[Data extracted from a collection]
* * * *

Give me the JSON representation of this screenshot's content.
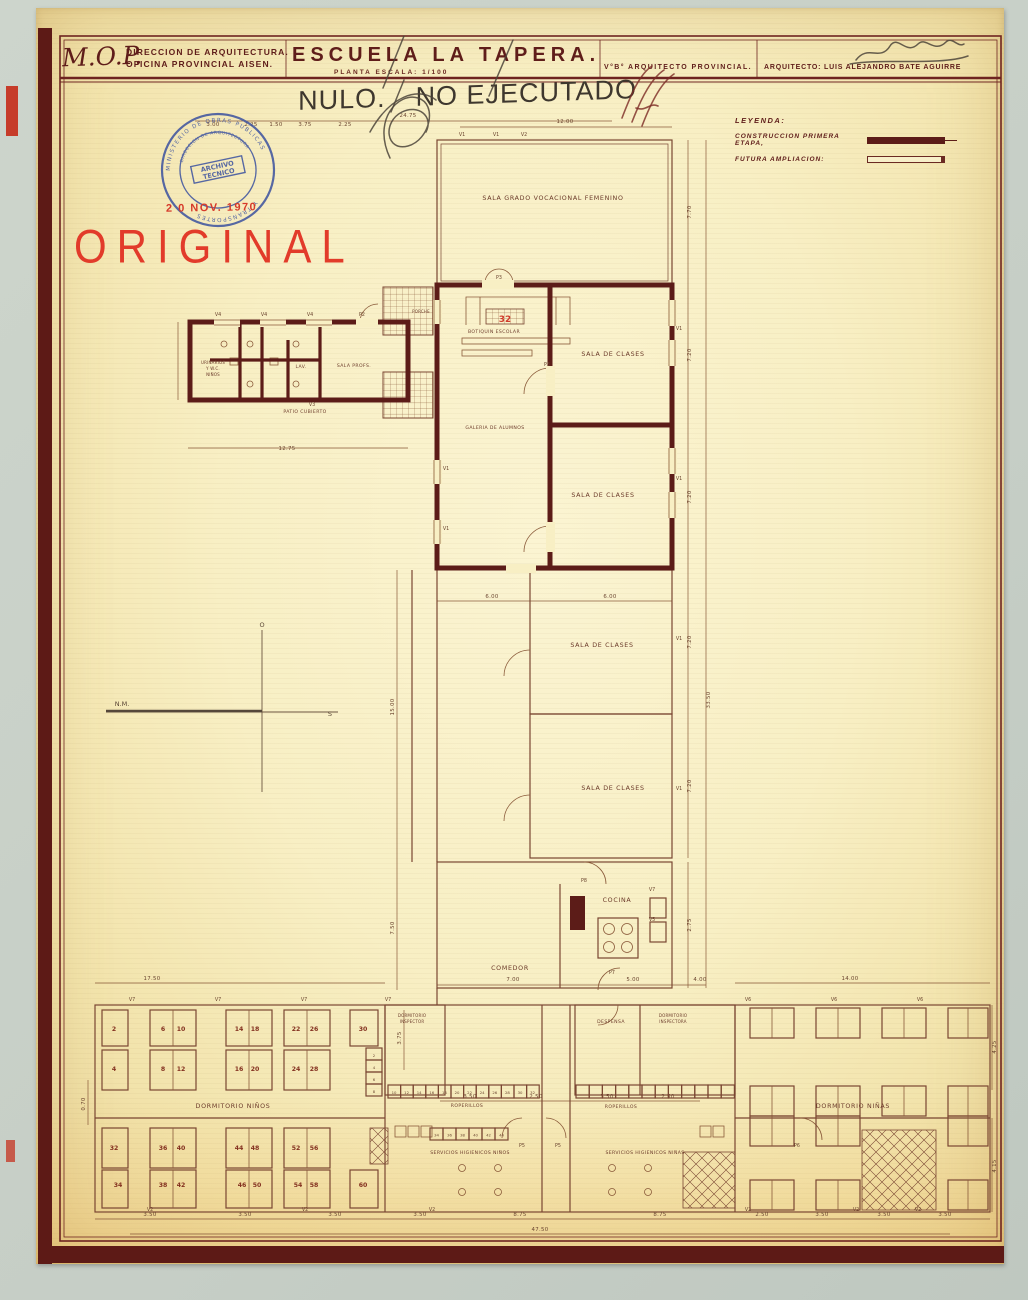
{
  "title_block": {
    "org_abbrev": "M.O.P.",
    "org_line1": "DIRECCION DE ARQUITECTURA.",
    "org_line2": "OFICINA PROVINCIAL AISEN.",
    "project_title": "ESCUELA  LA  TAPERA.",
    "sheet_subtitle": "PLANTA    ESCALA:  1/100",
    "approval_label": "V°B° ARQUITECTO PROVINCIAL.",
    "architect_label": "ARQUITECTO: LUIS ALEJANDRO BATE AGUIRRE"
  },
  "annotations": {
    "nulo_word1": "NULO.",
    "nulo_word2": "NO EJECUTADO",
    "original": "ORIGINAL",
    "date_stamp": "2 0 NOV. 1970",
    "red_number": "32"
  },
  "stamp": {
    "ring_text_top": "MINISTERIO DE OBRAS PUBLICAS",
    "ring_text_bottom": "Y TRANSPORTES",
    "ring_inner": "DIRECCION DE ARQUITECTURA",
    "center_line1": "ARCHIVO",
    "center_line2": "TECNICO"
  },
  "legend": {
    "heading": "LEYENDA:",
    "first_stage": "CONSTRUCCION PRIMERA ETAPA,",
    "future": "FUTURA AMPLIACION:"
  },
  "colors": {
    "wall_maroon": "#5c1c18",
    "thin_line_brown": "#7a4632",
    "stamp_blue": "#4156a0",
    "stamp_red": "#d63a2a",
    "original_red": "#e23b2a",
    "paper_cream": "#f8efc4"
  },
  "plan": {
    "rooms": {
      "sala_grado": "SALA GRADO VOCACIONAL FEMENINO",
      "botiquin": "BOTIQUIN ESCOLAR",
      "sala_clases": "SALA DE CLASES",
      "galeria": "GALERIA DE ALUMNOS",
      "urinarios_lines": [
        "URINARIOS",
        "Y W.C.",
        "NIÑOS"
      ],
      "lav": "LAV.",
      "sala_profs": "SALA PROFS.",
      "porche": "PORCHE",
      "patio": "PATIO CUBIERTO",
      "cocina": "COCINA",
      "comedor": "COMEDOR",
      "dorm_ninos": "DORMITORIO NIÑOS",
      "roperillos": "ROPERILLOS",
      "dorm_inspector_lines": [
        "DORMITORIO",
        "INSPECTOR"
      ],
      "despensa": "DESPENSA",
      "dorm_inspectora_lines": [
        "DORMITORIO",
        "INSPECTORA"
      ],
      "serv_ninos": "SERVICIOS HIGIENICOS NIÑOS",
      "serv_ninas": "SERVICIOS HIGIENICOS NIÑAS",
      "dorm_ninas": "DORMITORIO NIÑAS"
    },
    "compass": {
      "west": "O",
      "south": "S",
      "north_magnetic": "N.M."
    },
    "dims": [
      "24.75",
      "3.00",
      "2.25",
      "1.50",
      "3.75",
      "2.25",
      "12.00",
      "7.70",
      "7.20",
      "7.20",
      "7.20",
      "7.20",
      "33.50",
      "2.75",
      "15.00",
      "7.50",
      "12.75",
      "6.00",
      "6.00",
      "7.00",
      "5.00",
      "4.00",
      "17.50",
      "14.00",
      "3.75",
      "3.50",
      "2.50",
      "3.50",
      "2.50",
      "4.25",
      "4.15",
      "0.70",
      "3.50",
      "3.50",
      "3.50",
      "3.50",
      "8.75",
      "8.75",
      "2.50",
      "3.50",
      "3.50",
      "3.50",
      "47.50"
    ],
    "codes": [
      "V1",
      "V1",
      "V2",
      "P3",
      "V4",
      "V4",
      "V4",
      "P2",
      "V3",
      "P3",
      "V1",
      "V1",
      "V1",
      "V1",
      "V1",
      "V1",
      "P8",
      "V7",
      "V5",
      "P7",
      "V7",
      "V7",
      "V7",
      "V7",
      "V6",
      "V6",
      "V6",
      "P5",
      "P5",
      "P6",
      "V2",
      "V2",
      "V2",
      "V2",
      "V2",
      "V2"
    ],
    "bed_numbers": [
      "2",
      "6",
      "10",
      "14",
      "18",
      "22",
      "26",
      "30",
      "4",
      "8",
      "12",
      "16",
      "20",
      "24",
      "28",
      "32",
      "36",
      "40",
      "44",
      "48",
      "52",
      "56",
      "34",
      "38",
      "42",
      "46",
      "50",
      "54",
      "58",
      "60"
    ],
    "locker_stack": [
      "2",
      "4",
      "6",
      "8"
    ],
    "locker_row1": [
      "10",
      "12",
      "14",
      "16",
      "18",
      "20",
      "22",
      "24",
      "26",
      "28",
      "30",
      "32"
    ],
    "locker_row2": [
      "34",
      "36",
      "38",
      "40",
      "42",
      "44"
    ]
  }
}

* * * *

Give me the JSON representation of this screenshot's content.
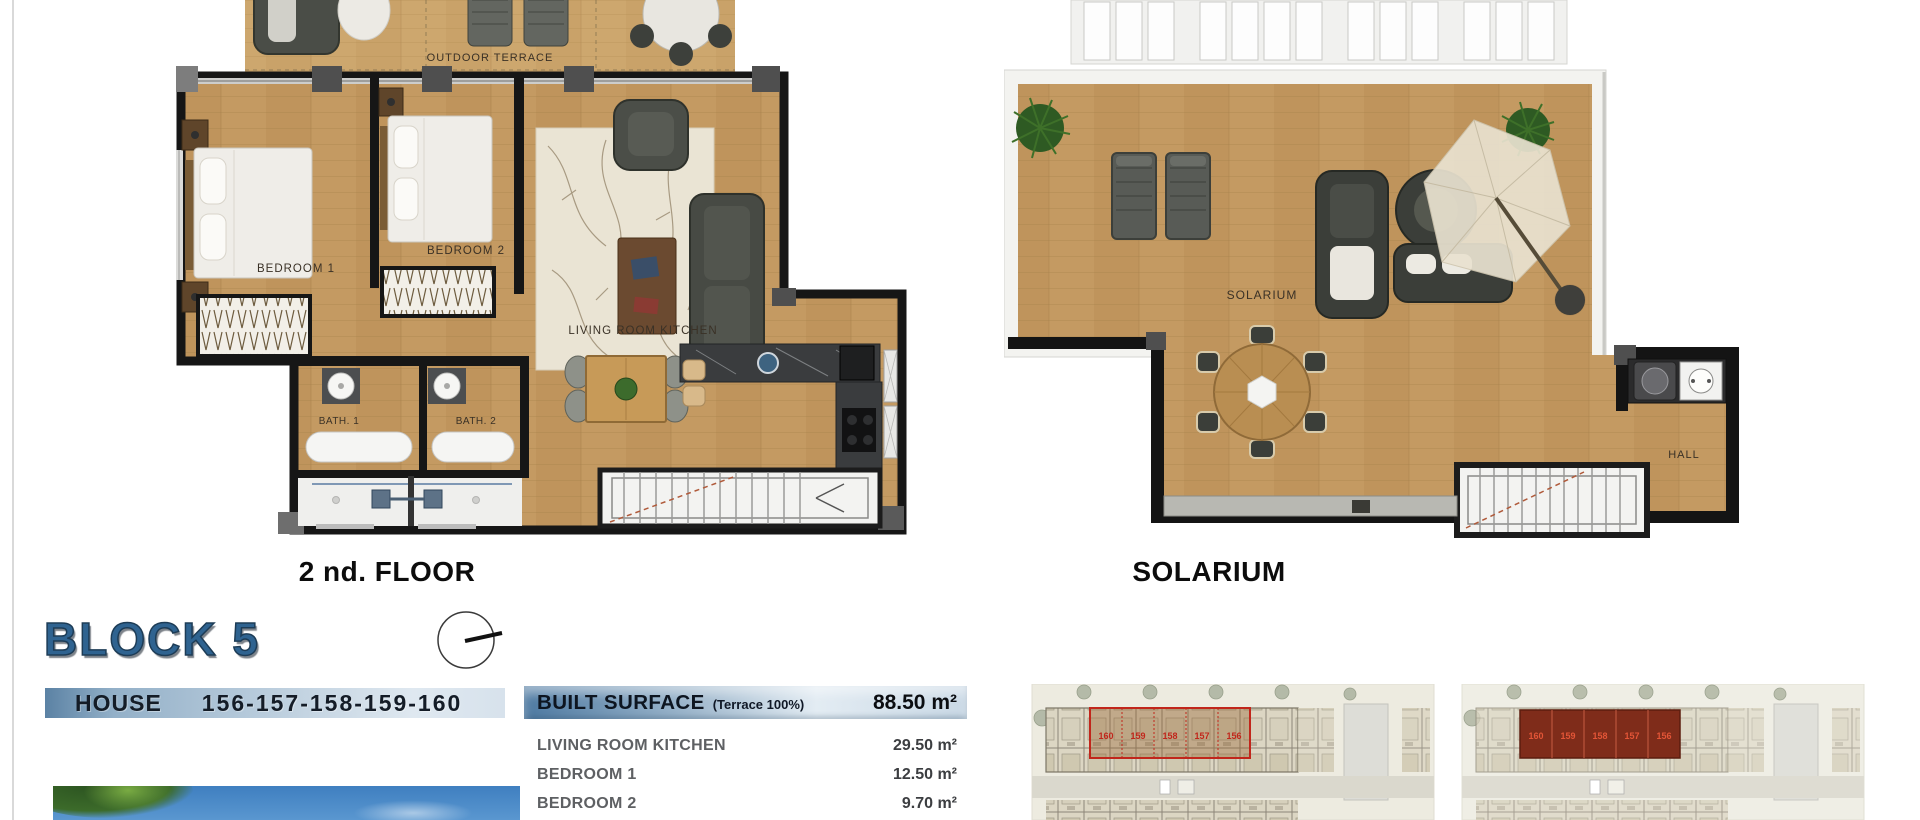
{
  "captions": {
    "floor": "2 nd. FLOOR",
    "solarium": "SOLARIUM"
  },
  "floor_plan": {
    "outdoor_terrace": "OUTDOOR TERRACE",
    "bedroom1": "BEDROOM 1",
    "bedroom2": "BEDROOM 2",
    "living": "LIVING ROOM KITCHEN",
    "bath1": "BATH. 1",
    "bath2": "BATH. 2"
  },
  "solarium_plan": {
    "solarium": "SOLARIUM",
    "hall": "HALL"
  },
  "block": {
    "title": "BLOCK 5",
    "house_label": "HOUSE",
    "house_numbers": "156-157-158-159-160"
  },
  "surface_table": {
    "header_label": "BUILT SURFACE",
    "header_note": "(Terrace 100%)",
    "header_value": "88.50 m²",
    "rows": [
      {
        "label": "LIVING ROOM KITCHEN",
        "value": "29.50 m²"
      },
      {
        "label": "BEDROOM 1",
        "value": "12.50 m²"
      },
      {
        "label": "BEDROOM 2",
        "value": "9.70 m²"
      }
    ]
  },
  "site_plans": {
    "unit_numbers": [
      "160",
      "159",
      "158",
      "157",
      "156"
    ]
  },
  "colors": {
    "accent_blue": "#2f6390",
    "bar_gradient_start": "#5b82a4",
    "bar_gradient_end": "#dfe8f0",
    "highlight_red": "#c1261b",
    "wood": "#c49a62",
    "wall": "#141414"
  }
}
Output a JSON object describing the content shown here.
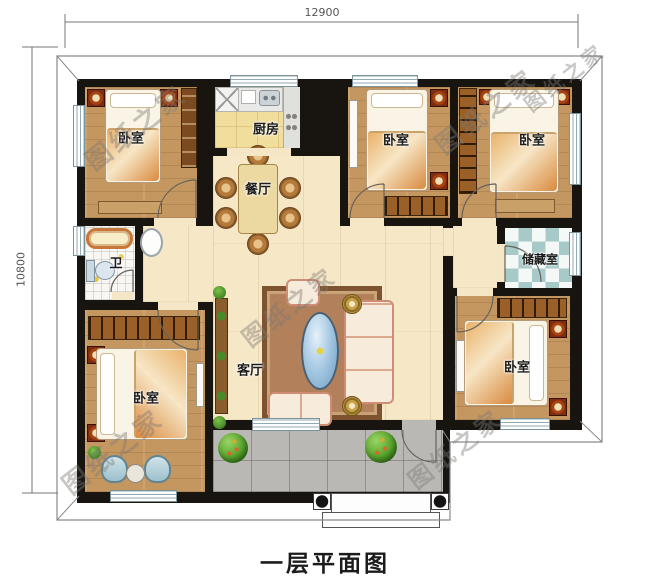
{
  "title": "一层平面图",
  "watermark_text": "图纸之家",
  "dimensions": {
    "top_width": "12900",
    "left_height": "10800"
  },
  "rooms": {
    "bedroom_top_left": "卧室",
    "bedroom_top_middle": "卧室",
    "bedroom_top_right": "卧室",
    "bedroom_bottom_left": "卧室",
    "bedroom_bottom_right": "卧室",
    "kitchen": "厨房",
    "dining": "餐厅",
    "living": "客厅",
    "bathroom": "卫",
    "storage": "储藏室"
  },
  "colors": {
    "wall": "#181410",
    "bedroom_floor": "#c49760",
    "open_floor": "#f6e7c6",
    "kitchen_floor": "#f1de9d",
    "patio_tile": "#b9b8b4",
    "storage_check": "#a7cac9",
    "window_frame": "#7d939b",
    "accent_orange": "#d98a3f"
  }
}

* * * *

◆ Work to do
Search the preceding listing for "DORMITORIO" and extract every line where it is found.

◆ Answer for the task
      "dorm_ninos": "DORMITORIO NIÑOS",
        "DORMITORIO",
        "DORMITORIO",
      "dorm_ninas": "DORMITORIO NIÑAS"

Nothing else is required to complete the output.